__Task brief__
Identify and copy all lines of the material where the string "labels" is found.

....

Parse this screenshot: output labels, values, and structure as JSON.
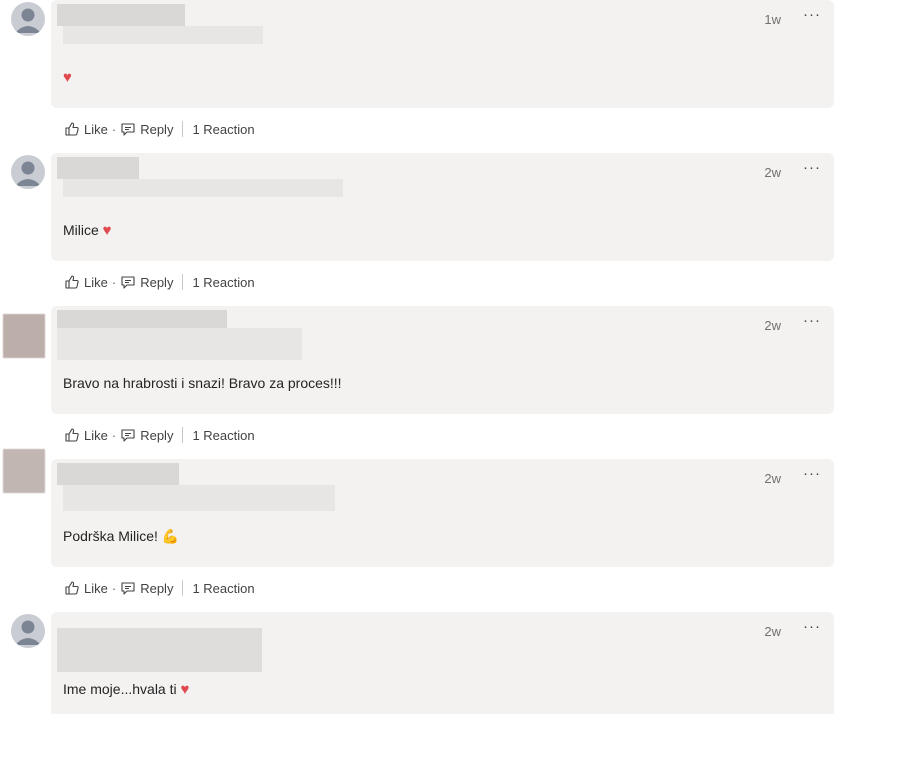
{
  "labels": {
    "like": "Like",
    "dot": "·",
    "reply": "Reply",
    "more": "···",
    "heart": "♥"
  },
  "comments": [
    {
      "time": "1w",
      "text": "",
      "emoji": "heart",
      "reactions": "1 Reaction"
    },
    {
      "time": "2w",
      "text": "Milice",
      "emoji": "heart",
      "reactions": "1 Reaction"
    },
    {
      "time": "2w",
      "text": "Bravo na hrabrosti i snazi! Bravo za proces!!!",
      "emoji": "",
      "reactions": "1 Reaction"
    },
    {
      "time": "2w",
      "text": "Podrška Milice!",
      "emoji": "muscle",
      "reactions": "1 Reaction"
    },
    {
      "time": "2w",
      "text": "Ime moje...hvala ti",
      "emoji": "heart",
      "reactions": ""
    }
  ],
  "colors": {
    "bubble": "#f3f2f1",
    "heart": "#e0494f",
    "muted": "#707070"
  },
  "icons": [
    "person-avatar-icon",
    "thumbs-up-icon",
    "reply-icon",
    "more-options-icon",
    "heart-icon",
    "muscle-emoji-icon"
  ]
}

....

__Result of this task__
Parse this screenshot: output labels, values, and structure as JSON.
  "labels": {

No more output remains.